SOURCE MATERIAL:

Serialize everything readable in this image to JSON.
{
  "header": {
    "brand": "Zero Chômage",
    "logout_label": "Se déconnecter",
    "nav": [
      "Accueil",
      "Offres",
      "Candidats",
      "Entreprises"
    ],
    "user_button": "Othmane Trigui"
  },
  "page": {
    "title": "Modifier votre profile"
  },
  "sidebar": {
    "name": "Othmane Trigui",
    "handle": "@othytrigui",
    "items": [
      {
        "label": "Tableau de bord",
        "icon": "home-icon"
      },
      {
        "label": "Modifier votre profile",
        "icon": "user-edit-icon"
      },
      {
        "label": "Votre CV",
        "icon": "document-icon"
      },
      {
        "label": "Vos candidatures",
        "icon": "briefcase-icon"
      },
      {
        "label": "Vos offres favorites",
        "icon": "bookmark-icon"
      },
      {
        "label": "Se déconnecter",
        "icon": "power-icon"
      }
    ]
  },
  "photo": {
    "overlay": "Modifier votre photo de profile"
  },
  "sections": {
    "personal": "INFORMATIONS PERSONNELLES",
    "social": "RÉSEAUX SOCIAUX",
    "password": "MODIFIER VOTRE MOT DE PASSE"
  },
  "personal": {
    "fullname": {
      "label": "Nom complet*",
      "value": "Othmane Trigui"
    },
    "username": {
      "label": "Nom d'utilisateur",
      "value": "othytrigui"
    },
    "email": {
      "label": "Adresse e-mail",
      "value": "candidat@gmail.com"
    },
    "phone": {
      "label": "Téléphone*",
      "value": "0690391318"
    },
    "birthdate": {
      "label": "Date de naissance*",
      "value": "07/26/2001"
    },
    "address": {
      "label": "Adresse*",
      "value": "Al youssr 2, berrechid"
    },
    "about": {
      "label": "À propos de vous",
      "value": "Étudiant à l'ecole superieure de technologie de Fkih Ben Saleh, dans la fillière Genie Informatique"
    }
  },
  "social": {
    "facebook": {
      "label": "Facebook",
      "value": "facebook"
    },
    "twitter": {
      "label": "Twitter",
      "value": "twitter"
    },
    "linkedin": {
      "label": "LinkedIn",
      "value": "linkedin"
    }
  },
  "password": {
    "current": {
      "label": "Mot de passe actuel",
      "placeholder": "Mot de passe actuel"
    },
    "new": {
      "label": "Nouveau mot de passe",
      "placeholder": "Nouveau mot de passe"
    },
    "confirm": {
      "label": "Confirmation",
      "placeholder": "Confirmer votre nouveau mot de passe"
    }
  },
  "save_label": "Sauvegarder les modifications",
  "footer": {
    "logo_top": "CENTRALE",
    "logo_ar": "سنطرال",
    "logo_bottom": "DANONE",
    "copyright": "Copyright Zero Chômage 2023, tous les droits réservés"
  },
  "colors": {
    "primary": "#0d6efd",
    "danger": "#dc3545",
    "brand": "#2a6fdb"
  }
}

PROBLEM STATEMENT:
Find the lines holding "icon" and list every one.

RESULT FOR THIS TASK:
        "icon": "home-icon"
        "icon": "user-edit-icon"
        "icon": "document-icon"
        "icon": "briefcase-icon"
        "icon": "bookmark-icon"
        "icon": "power-icon"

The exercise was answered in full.